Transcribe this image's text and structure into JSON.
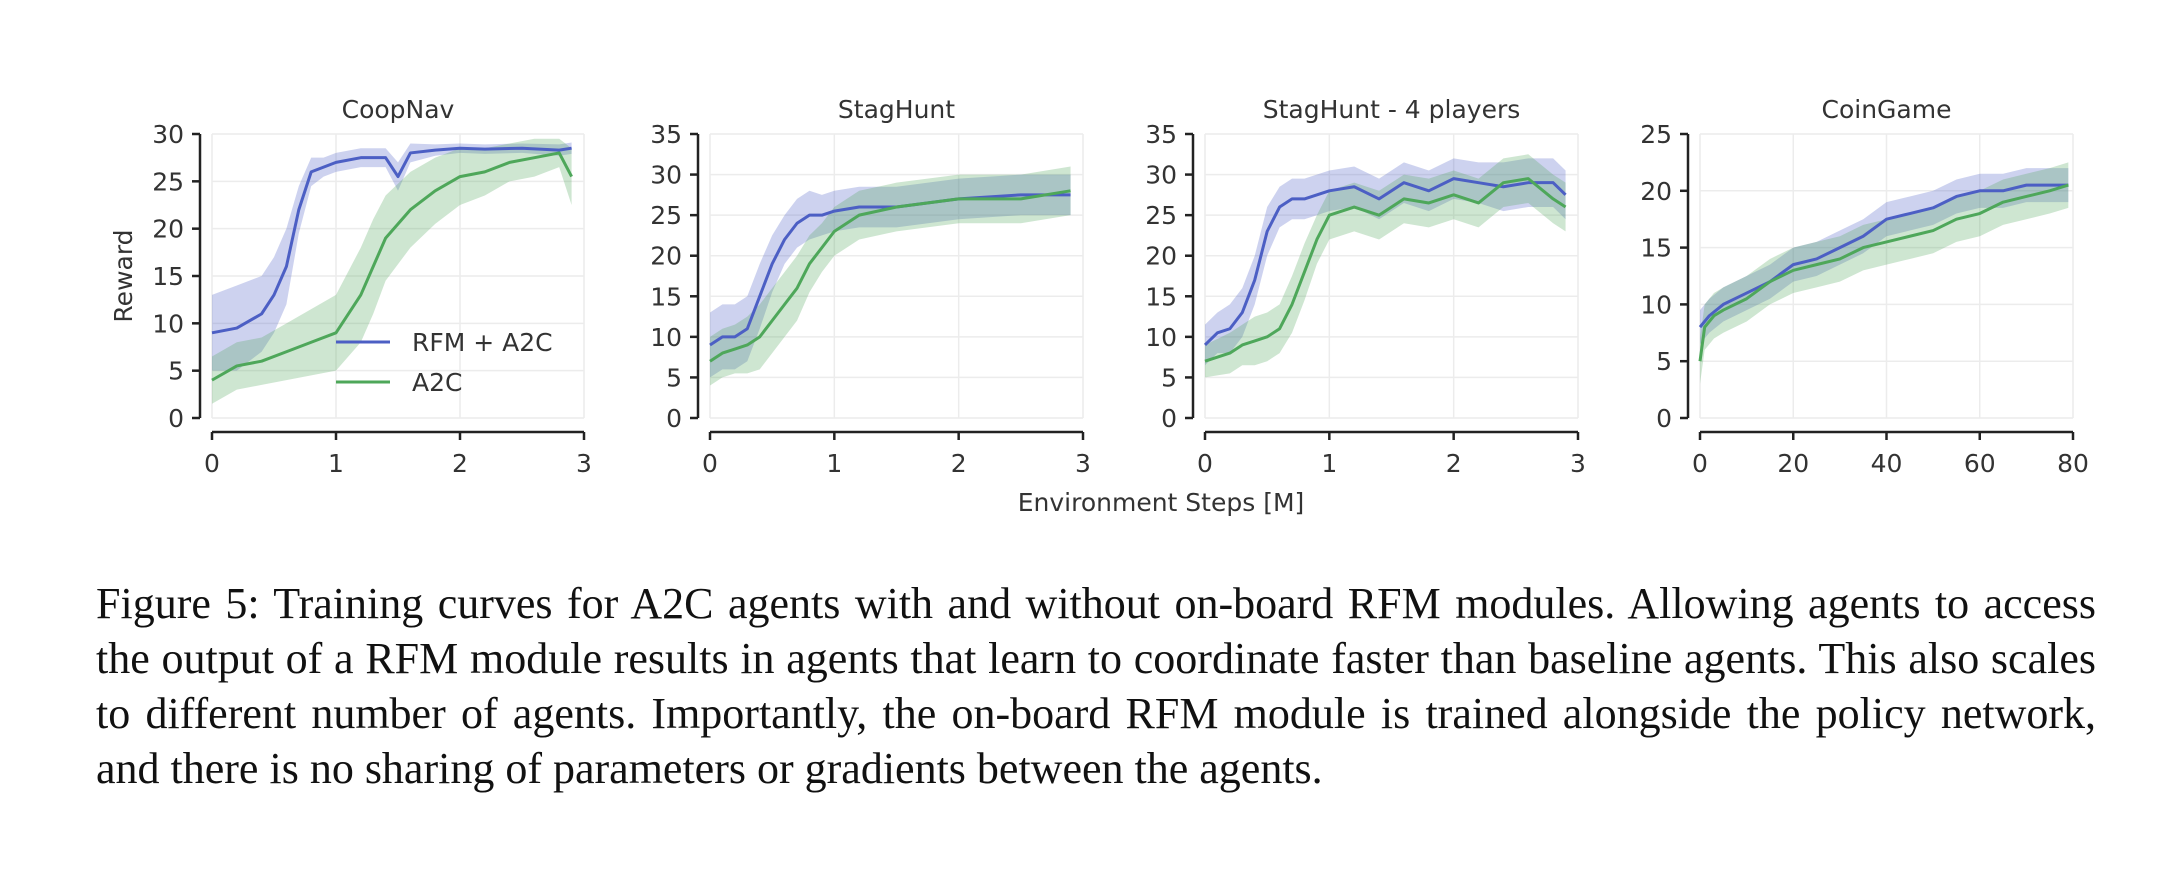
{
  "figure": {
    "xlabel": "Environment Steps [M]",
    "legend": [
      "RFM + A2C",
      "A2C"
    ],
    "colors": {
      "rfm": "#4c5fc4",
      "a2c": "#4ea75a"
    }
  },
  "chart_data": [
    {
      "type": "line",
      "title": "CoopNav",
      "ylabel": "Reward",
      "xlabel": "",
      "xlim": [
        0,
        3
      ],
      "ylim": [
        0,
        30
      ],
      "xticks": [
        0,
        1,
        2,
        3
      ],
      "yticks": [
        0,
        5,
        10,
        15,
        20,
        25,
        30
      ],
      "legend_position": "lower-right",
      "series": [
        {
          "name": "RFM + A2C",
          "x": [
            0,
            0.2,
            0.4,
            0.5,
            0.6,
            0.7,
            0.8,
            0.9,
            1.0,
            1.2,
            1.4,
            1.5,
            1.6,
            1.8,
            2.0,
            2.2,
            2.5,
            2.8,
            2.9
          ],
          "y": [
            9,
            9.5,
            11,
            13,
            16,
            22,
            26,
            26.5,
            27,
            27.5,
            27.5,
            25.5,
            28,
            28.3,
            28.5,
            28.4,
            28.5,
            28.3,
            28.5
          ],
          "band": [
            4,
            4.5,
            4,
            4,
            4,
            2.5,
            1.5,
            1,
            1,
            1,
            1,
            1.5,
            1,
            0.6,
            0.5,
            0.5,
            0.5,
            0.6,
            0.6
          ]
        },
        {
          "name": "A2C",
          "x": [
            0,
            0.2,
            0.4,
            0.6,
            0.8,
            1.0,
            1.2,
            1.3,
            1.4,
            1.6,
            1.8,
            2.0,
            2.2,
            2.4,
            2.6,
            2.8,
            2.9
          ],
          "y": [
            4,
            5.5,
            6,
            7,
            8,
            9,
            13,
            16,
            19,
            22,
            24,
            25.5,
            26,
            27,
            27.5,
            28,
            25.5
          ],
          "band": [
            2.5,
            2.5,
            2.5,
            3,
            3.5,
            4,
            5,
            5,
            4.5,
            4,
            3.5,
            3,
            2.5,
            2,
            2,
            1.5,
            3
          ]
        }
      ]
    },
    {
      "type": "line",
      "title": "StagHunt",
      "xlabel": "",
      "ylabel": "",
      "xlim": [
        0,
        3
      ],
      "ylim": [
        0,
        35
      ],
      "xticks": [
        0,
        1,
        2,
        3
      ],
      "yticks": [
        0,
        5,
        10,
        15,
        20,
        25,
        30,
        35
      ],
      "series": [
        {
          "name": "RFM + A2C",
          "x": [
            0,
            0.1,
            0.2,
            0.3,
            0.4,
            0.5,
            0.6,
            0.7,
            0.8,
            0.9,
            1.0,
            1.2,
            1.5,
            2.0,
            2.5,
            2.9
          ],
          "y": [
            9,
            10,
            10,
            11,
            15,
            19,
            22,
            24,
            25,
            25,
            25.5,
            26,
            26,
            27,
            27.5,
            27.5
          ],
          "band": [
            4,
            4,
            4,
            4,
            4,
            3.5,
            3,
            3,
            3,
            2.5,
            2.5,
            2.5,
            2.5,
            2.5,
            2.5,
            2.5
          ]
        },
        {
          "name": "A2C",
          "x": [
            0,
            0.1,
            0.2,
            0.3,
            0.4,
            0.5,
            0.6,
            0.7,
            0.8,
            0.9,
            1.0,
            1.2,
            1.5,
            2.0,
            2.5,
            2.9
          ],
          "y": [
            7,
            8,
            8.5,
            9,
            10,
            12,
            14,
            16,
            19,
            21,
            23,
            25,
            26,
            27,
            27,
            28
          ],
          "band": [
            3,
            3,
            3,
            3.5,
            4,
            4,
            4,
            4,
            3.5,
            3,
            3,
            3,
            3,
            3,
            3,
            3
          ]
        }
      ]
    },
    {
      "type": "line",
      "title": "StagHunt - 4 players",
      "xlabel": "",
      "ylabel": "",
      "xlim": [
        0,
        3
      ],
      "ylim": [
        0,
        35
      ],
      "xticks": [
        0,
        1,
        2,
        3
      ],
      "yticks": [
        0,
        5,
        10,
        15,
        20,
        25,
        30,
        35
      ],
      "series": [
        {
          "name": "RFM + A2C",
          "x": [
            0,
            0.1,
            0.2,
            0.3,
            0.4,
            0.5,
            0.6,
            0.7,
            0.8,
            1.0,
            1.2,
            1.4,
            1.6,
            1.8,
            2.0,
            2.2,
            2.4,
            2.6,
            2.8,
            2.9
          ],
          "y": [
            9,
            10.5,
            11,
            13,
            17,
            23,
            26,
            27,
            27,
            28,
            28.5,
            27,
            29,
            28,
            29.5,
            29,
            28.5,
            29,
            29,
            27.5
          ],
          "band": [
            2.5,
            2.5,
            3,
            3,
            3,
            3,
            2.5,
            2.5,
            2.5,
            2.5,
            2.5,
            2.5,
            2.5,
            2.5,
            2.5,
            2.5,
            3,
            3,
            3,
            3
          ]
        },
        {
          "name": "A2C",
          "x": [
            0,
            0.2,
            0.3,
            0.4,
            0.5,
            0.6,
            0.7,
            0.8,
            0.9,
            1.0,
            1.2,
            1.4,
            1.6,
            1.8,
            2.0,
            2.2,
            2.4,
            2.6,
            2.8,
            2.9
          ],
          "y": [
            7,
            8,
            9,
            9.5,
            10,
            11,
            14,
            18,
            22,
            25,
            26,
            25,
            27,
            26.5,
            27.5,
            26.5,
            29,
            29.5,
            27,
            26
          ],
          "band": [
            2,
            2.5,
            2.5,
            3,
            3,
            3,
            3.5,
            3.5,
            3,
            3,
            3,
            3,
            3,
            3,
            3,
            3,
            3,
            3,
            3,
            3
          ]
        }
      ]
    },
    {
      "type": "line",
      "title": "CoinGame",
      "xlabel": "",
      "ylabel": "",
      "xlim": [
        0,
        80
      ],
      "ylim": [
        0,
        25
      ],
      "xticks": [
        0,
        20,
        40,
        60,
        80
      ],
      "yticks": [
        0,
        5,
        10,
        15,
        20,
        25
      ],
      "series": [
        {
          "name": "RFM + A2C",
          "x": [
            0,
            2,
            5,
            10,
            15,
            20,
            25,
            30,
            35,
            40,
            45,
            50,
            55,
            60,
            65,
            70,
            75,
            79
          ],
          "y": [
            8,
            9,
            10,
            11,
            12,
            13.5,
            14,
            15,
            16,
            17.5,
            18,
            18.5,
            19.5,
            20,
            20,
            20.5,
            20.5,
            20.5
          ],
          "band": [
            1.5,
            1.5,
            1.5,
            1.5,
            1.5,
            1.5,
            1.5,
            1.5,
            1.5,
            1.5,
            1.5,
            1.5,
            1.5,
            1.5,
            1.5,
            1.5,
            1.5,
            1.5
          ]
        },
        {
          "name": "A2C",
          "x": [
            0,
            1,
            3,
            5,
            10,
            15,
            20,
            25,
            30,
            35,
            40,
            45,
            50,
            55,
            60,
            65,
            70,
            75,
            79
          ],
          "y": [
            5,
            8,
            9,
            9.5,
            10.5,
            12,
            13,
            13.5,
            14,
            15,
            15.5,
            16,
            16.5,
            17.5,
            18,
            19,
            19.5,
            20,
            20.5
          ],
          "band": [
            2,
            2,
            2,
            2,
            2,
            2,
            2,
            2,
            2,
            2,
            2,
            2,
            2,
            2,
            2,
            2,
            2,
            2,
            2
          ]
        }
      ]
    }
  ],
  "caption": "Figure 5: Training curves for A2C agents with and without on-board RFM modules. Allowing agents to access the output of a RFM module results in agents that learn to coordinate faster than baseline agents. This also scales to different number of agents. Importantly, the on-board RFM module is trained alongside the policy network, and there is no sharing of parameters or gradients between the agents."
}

==============================

DIRECTIONS FOR THIS TASK — Omit the pictures, then output the rest of the listing exactly.

SOLUTION —
Transcribe this image's text and structure into JSON.
{
  "figure": {
    "xlabel": "Environment Steps [M]",
    "legend": [
      "RFM + A2C",
      "A2C"
    ],
    "colors": {
      "rfm": "#4c5fc4",
      "a2c": "#4ea75a"
    }
  },
  "chart_data": [
    {
      "type": "line",
      "title": "CoopNav",
      "ylabel": "Reward",
      "xlabel": "",
      "xlim": [
        0,
        3
      ],
      "ylim": [
        0,
        30
      ],
      "xticks": [
        0,
        1,
        2,
        3
      ],
      "yticks": [
        0,
        5,
        10,
        15,
        20,
        25,
        30
      ],
      "legend_position": "lower-right",
      "series": [
        {
          "name": "RFM + A2C",
          "x": [
            0,
            0.2,
            0.4,
            0.5,
            0.6,
            0.7,
            0.8,
            0.9,
            1.0,
            1.2,
            1.4,
            1.5,
            1.6,
            1.8,
            2.0,
            2.2,
            2.5,
            2.8,
            2.9
          ],
          "y": [
            9,
            9.5,
            11,
            13,
            16,
            22,
            26,
            26.5,
            27,
            27.5,
            27.5,
            25.5,
            28,
            28.3,
            28.5,
            28.4,
            28.5,
            28.3,
            28.5
          ],
          "band": [
            4,
            4.5,
            4,
            4,
            4,
            2.5,
            1.5,
            1,
            1,
            1,
            1,
            1.5,
            1,
            0.6,
            0.5,
            0.5,
            0.5,
            0.6,
            0.6
          ]
        },
        {
          "name": "A2C",
          "x": [
            0,
            0.2,
            0.4,
            0.6,
            0.8,
            1.0,
            1.2,
            1.3,
            1.4,
            1.6,
            1.8,
            2.0,
            2.2,
            2.4,
            2.6,
            2.8,
            2.9
          ],
          "y": [
            4,
            5.5,
            6,
            7,
            8,
            9,
            13,
            16,
            19,
            22,
            24,
            25.5,
            26,
            27,
            27.5,
            28,
            25.5
          ],
          "band": [
            2.5,
            2.5,
            2.5,
            3,
            3.5,
            4,
            5,
            5,
            4.5,
            4,
            3.5,
            3,
            2.5,
            2,
            2,
            1.5,
            3
          ]
        }
      ]
    },
    {
      "type": "line",
      "title": "StagHunt",
      "xlabel": "",
      "ylabel": "",
      "xlim": [
        0,
        3
      ],
      "ylim": [
        0,
        35
      ],
      "xticks": [
        0,
        1,
        2,
        3
      ],
      "yticks": [
        0,
        5,
        10,
        15,
        20,
        25,
        30,
        35
      ],
      "series": [
        {
          "name": "RFM + A2C",
          "x": [
            0,
            0.1,
            0.2,
            0.3,
            0.4,
            0.5,
            0.6,
            0.7,
            0.8,
            0.9,
            1.0,
            1.2,
            1.5,
            2.0,
            2.5,
            2.9
          ],
          "y": [
            9,
            10,
            10,
            11,
            15,
            19,
            22,
            24,
            25,
            25,
            25.5,
            26,
            26,
            27,
            27.5,
            27.5
          ],
          "band": [
            4,
            4,
            4,
            4,
            4,
            3.5,
            3,
            3,
            3,
            2.5,
            2.5,
            2.5,
            2.5,
            2.5,
            2.5,
            2.5
          ]
        },
        {
          "name": "A2C",
          "x": [
            0,
            0.1,
            0.2,
            0.3,
            0.4,
            0.5,
            0.6,
            0.7,
            0.8,
            0.9,
            1.0,
            1.2,
            1.5,
            2.0,
            2.5,
            2.9
          ],
          "y": [
            7,
            8,
            8.5,
            9,
            10,
            12,
            14,
            16,
            19,
            21,
            23,
            25,
            26,
            27,
            27,
            28
          ],
          "band": [
            3,
            3,
            3,
            3.5,
            4,
            4,
            4,
            4,
            3.5,
            3,
            3,
            3,
            3,
            3,
            3,
            3
          ]
        }
      ]
    },
    {
      "type": "line",
      "title": "StagHunt - 4 players",
      "xlabel": "",
      "ylabel": "",
      "xlim": [
        0,
        3
      ],
      "ylim": [
        0,
        35
      ],
      "xticks": [
        0,
        1,
        2,
        3
      ],
      "yticks": [
        0,
        5,
        10,
        15,
        20,
        25,
        30,
        35
      ],
      "series": [
        {
          "name": "RFM + A2C",
          "x": [
            0,
            0.1,
            0.2,
            0.3,
            0.4,
            0.5,
            0.6,
            0.7,
            0.8,
            1.0,
            1.2,
            1.4,
            1.6,
            1.8,
            2.0,
            2.2,
            2.4,
            2.6,
            2.8,
            2.9
          ],
          "y": [
            9,
            10.5,
            11,
            13,
            17,
            23,
            26,
            27,
            27,
            28,
            28.5,
            27,
            29,
            28,
            29.5,
            29,
            28.5,
            29,
            29,
            27.5
          ],
          "band": [
            2.5,
            2.5,
            3,
            3,
            3,
            3,
            2.5,
            2.5,
            2.5,
            2.5,
            2.5,
            2.5,
            2.5,
            2.5,
            2.5,
            2.5,
            3,
            3,
            3,
            3
          ]
        },
        {
          "name": "A2C",
          "x": [
            0,
            0.2,
            0.3,
            0.4,
            0.5,
            0.6,
            0.7,
            0.8,
            0.9,
            1.0,
            1.2,
            1.4,
            1.6,
            1.8,
            2.0,
            2.2,
            2.4,
            2.6,
            2.8,
            2.9
          ],
          "y": [
            7,
            8,
            9,
            9.5,
            10,
            11,
            14,
            18,
            22,
            25,
            26,
            25,
            27,
            26.5,
            27.5,
            26.5,
            29,
            29.5,
            27,
            26
          ],
          "band": [
            2,
            2.5,
            2.5,
            3,
            3,
            3,
            3.5,
            3.5,
            3,
            3,
            3,
            3,
            3,
            3,
            3,
            3,
            3,
            3,
            3,
            3
          ]
        }
      ]
    },
    {
      "type": "line",
      "title": "CoinGame",
      "xlabel": "",
      "ylabel": "",
      "xlim": [
        0,
        80
      ],
      "ylim": [
        0,
        25
      ],
      "xticks": [
        0,
        20,
        40,
        60,
        80
      ],
      "yticks": [
        0,
        5,
        10,
        15,
        20,
        25
      ],
      "series": [
        {
          "name": "RFM + A2C",
          "x": [
            0,
            2,
            5,
            10,
            15,
            20,
            25,
            30,
            35,
            40,
            45,
            50,
            55,
            60,
            65,
            70,
            75,
            79
          ],
          "y": [
            8,
            9,
            10,
            11,
            12,
            13.5,
            14,
            15,
            16,
            17.5,
            18,
            18.5,
            19.5,
            20,
            20,
            20.5,
            20.5,
            20.5
          ],
          "band": [
            1.5,
            1.5,
            1.5,
            1.5,
            1.5,
            1.5,
            1.5,
            1.5,
            1.5,
            1.5,
            1.5,
            1.5,
            1.5,
            1.5,
            1.5,
            1.5,
            1.5,
            1.5
          ]
        },
        {
          "name": "A2C",
          "x": [
            0,
            1,
            3,
            5,
            10,
            15,
            20,
            25,
            30,
            35,
            40,
            45,
            50,
            55,
            60,
            65,
            70,
            75,
            79
          ],
          "y": [
            5,
            8,
            9,
            9.5,
            10.5,
            12,
            13,
            13.5,
            14,
            15,
            15.5,
            16,
            16.5,
            17.5,
            18,
            19,
            19.5,
            20,
            20.5
          ],
          "band": [
            2,
            2,
            2,
            2,
            2,
            2,
            2,
            2,
            2,
            2,
            2,
            2,
            2,
            2,
            2,
            2,
            2,
            2,
            2
          ]
        }
      ]
    }
  ],
  "caption": "Figure 5: Training curves for A2C agents with and without on-board RFM modules. Allowing agents to access the output of a RFM module results in agents that learn to coordinate faster than baseline agents. This also scales to different number of agents. Importantly, the on-board RFM module is trained alongside the policy network, and there is no sharing of parameters or gradients between the agents."
}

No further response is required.